* [Short task] All of the records below should be output exactly.
---*---
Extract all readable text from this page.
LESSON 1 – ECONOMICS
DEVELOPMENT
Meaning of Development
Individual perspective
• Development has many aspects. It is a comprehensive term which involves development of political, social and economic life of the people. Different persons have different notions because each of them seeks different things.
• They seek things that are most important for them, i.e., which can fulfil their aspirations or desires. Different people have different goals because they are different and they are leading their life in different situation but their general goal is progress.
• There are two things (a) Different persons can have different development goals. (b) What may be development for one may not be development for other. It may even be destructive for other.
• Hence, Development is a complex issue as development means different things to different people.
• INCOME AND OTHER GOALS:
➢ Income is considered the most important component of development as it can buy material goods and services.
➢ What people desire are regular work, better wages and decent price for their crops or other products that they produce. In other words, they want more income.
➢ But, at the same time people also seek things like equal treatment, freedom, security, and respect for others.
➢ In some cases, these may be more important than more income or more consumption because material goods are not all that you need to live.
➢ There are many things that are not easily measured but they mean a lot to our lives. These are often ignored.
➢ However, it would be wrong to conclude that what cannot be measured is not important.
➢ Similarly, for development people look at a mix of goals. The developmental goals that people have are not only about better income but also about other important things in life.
---*---
* [Complete response]
Extract all readable text from this page.
LESSON 1 – ECONOMICS
DEVELOPMENT
Meaning of Development
Individual perspective
• Development has many aspects. It is a comprehensive term which involves development of political, social and economic life of the people. Different persons have different notions because each of them seeks different things.
• They seek things that are most important for them, i.e., which can fulfil their aspirations or desires. Different people have different goals because they are different and they are leading their life in different situation but their general goal is progress.
• There are two things (a) Different persons can have different development goals. (b) What may be development for one may not be development for other. It may even be destructive for other.
• Hence, Development is a complex issue as development means different things to different people.
• INCOME AND OTHER GOALS:
➢ Income is considered the most important component of development as it can buy material goods and services.
➢ What people desire are regular work, better wages and decent price for their crops or other products that they produce. In other words, they want more income.
➢ But, at the same time people also seek things like equal treatment, freedom, security, and respect for others.
➢ In some cases, these may be more important than more income or more consumption because material goods are not all that you need to live.
➢ There are many things that are not easily measured but they mean a lot to our lives. These are often ignored.
➢ However, it would be wrong to conclude that what cannot be measured is not important.
➢ Similarly, for development people look at a mix of goals. The developmental goals that people have are not only about better income but also about other important things in life.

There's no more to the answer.